● **STATED PROBLEM**: Set the following entries down again exactly, line by line.

● **EXTRACTED INFORMATION**:
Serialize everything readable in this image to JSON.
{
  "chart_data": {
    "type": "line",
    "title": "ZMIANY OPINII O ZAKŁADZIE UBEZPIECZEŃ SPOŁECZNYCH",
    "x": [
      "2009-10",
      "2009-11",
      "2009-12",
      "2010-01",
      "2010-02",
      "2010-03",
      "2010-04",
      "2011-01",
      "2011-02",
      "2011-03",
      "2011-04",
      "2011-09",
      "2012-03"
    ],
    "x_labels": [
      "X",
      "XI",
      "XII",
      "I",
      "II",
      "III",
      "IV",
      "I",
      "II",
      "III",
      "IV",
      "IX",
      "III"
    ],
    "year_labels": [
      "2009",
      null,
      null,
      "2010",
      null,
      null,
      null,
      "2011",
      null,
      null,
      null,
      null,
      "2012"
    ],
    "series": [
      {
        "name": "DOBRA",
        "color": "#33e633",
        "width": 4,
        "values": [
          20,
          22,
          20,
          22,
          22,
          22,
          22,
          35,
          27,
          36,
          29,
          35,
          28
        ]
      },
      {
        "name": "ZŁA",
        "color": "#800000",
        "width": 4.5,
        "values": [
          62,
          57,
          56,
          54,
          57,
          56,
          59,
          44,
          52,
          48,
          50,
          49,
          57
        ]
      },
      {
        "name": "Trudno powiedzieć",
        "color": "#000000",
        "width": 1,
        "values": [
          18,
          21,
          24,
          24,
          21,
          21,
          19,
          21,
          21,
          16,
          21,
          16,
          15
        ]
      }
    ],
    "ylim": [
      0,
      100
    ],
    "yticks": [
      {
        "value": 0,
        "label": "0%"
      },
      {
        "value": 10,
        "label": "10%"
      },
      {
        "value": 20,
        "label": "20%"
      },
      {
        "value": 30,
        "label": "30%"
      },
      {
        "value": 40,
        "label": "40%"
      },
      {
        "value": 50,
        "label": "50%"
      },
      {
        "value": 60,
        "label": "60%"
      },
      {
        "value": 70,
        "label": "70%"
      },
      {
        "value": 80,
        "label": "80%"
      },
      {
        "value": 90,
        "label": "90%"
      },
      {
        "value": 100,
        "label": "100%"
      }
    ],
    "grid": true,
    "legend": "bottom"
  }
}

● **WRITTEN SOLUTION**:
Serialize everything readable in this image to JSON.
{
  "chart_data": {
    "type": "line",
    "title": "ZMIANY OPINII O ZAKŁADZIE UBEZPIECZEŃ SPOŁECZNYCH",
    "x": [
      "2009-10",
      "2009-11",
      "2009-12",
      "2010-01",
      "2010-02",
      "2010-03",
      "2010-04",
      "2011-01",
      "2011-02",
      "2011-03",
      "2011-04",
      "2011-09",
      "2012-03"
    ],
    "x_labels": [
      "X",
      "XI",
      "XII",
      "I",
      "II",
      "III",
      "IV",
      "I",
      "II",
      "III",
      "IV",
      "IX",
      "III"
    ],
    "year_labels": [
      "2009",
      null,
      null,
      "2010",
      null,
      null,
      null,
      "2011",
      null,
      null,
      null,
      null,
      "2012"
    ],
    "series": [
      {
        "name": "DOBRA",
        "color": "#33e633",
        "width": 4,
        "values": [
          20,
          22,
          20,
          22,
          22,
          22,
          22,
          35,
          27,
          36,
          29,
          35,
          28
        ]
      },
      {
        "name": "ZŁA",
        "color": "#800000",
        "width": 4.5,
        "values": [
          62,
          57,
          56,
          54,
          57,
          56,
          59,
          44,
          52,
          48,
          50,
          49,
          57
        ]
      },
      {
        "name": "Trudno powiedzieć",
        "color": "#000000",
        "width": 1,
        "values": [
          18,
          21,
          24,
          24,
          21,
          21,
          19,
          21,
          21,
          16,
          21,
          16,
          15
        ]
      }
    ],
    "ylim": [
      0,
      100
    ],
    "yticks": [
      {
        "value": 0,
        "label": "0%"
      },
      {
        "value": 10,
        "label": "10%"
      },
      {
        "value": 20,
        "label": "20%"
      },
      {
        "value": 30,
        "label": "30%"
      },
      {
        "value": 40,
        "label": "40%"
      },
      {
        "value": 50,
        "label": "50%"
      },
      {
        "value": 60,
        "label": "60%"
      },
      {
        "value": 70,
        "label": "70%"
      },
      {
        "value": 80,
        "label": "80%"
      },
      {
        "value": 90,
        "label": "90%"
      },
      {
        "value": 100,
        "label": "100%"
      }
    ],
    "grid": true,
    "legend": "bottom"
  }
}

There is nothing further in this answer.